Exercise brief: Show all lines holding "name".

Records for this exercise:
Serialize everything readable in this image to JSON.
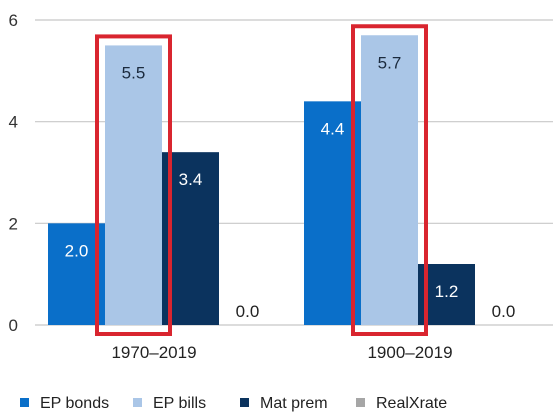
{
  "chart_data": {
    "type": "bar",
    "categories": [
      "1970–2019",
      "1900–2019"
    ],
    "series": [
      {
        "name": "EP bonds",
        "values": [
          2.0,
          4.4
        ],
        "labels": [
          "2.0",
          "4.4"
        ],
        "color": "#0a6fc9",
        "label_color": "#ffffff"
      },
      {
        "name": "EP bills",
        "values": [
          5.5,
          5.7
        ],
        "labels": [
          "5.5",
          "5.7"
        ],
        "color": "#aac6e7",
        "label_color": "#1b2a3d"
      },
      {
        "name": "Mat prem",
        "values": [
          3.4,
          1.2
        ],
        "labels": [
          "3.4",
          "1.2"
        ],
        "color": "#0b335e",
        "label_color": "#ffffff"
      },
      {
        "name": "RealXrate",
        "values": [
          0.0,
          0.0
        ],
        "labels": [
          "0.0",
          "0.0"
        ],
        "color": "#a6a6a6",
        "label_color": "#222222"
      }
    ],
    "y_ticks": [
      "0",
      "2",
      "4",
      "6"
    ],
    "ylim": [
      0,
      6
    ],
    "grid": true,
    "legend_position": "bottom",
    "highlight_series": "EP bills",
    "highlight_color": "#d9252f"
  }
}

Exercise response:
        "name": "EP bonds",
        "name": "EP bills",
        "name": "Mat prem",
        "name": "RealXrate",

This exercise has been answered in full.